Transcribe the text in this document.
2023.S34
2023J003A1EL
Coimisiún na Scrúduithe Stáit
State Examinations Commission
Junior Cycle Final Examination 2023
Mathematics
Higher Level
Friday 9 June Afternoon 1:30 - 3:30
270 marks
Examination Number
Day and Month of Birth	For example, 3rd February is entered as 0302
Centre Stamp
::::::::
## The task
Give the data again, exactly as it stands.

## Full output
Transcribe the text in this document.
2023.S34
2023J003A1EL
Coimisiún na Scrúduithe Stáit
State Examinations Commission
Junior Cycle Final Examination 2023
Mathematics
Higher Level
Friday 9 June Afternoon 1:30 - 3:30
270 marks
Examination Number
Day and Month of Birth	For example, 3rd February is entered as 0302
Centre Stamp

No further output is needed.